Each line containing the word "content" must be collected.

#####

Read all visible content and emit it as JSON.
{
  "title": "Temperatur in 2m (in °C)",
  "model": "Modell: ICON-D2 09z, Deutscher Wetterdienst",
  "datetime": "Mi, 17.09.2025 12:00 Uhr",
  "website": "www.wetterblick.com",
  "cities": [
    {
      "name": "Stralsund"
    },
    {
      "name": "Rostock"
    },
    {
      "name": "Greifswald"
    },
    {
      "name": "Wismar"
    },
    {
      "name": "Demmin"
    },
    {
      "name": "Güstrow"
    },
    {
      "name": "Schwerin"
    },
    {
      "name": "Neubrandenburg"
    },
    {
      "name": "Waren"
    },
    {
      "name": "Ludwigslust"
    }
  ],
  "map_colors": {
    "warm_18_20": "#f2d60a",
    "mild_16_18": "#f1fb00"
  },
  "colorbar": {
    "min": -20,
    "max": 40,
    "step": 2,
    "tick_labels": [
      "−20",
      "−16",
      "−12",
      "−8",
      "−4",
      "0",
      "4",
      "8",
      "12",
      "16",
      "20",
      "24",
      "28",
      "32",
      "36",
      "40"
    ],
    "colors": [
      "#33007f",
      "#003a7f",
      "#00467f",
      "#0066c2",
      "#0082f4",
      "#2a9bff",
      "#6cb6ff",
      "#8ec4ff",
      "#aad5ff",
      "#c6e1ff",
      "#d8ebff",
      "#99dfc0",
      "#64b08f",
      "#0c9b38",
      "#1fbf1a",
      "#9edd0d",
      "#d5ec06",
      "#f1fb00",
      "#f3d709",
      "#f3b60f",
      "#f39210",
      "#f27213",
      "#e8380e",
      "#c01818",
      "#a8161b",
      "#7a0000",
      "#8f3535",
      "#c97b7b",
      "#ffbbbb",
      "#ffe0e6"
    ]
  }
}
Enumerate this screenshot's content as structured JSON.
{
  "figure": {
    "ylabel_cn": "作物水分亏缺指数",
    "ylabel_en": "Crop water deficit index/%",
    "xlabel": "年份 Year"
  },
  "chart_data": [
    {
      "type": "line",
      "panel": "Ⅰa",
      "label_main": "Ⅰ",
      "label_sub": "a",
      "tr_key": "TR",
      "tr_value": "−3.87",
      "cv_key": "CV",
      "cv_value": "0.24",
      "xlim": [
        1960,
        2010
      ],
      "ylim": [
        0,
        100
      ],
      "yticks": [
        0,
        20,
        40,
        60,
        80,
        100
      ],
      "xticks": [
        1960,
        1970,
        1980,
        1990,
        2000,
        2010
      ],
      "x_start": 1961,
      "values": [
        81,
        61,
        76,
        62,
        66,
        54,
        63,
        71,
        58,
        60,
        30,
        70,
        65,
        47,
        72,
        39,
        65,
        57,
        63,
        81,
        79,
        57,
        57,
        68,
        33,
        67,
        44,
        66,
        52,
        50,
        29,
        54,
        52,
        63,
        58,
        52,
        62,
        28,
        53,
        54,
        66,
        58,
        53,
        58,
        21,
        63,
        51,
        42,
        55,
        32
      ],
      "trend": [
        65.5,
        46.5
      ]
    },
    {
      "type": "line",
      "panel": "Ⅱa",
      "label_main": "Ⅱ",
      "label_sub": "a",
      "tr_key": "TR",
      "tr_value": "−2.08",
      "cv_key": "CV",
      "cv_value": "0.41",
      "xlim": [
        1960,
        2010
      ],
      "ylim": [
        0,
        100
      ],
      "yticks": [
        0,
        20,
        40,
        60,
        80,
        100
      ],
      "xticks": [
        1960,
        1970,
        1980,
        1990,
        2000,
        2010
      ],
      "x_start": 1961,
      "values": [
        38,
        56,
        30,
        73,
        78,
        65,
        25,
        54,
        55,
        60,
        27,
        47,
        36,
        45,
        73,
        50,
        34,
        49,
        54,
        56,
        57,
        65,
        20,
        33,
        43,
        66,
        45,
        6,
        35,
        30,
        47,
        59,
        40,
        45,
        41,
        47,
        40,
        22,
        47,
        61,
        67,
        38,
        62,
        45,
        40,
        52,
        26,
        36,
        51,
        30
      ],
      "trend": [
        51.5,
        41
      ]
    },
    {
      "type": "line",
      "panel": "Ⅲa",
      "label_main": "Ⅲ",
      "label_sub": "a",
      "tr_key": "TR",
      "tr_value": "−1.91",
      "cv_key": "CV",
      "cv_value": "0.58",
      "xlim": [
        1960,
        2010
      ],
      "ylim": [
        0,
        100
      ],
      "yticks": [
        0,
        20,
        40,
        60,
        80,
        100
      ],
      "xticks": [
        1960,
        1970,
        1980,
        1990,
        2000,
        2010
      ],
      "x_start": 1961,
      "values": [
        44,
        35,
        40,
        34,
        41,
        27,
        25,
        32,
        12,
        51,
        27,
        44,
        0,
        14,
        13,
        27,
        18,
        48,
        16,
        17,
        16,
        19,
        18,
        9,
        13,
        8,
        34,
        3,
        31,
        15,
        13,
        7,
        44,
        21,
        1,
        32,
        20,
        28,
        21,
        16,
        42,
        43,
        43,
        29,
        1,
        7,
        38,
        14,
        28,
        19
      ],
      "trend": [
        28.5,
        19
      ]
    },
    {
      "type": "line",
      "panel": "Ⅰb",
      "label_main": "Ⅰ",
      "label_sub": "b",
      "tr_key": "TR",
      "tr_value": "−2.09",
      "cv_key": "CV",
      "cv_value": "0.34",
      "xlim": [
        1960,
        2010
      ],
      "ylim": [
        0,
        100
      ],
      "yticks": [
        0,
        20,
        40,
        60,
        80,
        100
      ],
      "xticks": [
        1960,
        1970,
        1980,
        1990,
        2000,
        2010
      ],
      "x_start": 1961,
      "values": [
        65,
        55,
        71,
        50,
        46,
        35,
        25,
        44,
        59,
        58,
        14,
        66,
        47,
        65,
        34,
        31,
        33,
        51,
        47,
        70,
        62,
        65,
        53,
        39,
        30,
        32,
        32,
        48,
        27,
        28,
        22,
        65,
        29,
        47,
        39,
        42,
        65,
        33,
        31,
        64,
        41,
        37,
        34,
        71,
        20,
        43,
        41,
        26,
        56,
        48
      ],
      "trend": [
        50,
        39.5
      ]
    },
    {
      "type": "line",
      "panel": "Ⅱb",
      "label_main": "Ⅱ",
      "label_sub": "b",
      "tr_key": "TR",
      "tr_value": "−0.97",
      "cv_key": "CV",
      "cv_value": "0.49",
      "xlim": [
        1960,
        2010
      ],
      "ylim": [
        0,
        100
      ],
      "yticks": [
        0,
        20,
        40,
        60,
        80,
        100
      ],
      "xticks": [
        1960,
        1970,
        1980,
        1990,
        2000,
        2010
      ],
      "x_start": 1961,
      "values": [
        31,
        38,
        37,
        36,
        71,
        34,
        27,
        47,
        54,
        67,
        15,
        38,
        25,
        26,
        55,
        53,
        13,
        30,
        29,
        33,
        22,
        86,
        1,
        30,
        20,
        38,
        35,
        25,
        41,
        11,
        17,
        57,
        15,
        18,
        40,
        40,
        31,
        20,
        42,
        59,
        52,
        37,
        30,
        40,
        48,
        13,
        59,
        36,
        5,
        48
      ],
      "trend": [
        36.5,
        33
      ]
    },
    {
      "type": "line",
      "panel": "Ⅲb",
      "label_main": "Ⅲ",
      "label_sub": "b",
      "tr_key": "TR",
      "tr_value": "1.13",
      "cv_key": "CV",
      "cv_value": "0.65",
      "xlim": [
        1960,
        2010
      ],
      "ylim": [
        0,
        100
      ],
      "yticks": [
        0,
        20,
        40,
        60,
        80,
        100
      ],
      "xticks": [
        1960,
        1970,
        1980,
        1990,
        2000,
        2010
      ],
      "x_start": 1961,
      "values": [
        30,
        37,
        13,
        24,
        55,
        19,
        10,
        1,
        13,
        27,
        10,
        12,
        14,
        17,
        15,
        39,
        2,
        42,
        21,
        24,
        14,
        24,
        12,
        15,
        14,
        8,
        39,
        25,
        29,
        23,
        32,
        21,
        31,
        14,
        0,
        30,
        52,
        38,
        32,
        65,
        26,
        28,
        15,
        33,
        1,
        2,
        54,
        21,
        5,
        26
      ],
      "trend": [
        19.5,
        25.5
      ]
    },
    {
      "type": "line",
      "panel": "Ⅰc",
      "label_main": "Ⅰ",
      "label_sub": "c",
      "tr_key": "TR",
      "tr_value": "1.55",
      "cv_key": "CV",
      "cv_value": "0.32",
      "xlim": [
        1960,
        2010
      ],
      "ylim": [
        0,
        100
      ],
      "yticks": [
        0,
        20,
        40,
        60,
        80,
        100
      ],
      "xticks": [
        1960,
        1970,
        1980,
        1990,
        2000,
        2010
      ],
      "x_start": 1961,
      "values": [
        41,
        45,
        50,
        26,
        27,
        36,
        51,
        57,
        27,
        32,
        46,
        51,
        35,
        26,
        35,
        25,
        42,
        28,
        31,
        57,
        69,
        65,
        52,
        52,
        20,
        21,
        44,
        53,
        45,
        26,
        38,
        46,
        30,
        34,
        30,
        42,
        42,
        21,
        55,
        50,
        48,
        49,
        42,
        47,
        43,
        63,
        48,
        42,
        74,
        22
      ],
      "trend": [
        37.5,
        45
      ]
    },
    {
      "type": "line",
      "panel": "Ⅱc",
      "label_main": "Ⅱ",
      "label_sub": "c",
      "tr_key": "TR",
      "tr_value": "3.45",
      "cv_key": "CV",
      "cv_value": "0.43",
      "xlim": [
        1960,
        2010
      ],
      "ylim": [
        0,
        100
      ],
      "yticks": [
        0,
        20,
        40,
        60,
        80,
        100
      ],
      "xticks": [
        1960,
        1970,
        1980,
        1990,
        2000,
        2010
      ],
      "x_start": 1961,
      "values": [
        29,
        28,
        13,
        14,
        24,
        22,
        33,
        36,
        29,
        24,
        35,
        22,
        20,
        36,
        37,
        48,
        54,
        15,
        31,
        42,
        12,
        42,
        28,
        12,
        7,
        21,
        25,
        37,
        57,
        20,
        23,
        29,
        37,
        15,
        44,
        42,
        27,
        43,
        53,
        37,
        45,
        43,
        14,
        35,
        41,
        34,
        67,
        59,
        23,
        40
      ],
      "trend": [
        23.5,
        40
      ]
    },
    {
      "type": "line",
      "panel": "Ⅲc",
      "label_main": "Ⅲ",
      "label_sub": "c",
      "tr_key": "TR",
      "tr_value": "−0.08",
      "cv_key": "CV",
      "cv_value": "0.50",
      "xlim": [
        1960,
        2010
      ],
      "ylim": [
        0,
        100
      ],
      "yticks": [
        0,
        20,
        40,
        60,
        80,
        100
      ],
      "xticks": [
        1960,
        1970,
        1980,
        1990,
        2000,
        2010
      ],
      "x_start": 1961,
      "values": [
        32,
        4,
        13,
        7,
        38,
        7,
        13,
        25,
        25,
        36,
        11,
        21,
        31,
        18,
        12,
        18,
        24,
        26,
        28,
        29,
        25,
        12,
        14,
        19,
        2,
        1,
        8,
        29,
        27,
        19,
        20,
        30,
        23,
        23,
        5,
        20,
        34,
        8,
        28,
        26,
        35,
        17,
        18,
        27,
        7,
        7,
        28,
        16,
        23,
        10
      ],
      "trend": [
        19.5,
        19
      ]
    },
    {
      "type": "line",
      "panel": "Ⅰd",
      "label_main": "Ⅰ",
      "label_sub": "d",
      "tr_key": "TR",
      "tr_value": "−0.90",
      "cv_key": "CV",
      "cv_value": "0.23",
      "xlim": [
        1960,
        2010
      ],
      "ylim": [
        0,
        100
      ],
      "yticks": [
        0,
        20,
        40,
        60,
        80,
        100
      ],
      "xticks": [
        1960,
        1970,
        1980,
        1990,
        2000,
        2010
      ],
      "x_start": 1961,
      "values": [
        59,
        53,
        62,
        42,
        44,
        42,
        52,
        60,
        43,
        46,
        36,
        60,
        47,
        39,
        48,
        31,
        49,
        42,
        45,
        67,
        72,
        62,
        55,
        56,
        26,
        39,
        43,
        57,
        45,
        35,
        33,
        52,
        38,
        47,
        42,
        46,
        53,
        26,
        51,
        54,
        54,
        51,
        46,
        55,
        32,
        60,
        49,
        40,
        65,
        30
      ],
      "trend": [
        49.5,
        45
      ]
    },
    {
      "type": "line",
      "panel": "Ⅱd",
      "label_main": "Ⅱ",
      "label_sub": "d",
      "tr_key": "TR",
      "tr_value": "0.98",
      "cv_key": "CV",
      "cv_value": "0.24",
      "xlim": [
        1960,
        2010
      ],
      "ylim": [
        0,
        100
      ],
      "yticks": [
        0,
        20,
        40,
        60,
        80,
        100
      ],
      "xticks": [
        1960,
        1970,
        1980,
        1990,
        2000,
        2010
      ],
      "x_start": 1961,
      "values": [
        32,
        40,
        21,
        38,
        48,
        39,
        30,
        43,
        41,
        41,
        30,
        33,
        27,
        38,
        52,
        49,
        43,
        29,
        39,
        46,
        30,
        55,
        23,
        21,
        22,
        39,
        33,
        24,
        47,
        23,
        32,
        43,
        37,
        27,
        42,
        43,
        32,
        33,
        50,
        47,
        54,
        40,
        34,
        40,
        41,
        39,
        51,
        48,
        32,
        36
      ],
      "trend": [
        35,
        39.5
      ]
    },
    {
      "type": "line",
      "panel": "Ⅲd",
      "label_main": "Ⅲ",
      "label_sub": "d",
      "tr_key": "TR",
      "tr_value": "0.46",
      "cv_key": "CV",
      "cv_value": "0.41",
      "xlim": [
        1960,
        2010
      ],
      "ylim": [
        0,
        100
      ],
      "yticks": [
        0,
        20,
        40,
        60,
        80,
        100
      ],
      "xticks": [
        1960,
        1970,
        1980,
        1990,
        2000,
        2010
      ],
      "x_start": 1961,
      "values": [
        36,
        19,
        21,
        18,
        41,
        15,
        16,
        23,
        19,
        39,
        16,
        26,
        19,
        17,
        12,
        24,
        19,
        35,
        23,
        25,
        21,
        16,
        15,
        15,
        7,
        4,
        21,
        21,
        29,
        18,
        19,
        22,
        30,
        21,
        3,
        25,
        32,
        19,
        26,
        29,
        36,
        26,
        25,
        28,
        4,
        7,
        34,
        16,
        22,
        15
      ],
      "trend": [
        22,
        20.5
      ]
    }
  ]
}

#####

- OUTPUT
Read all visible content and emit it as JSON.
Enumerate this screenshot's content as structured JSON.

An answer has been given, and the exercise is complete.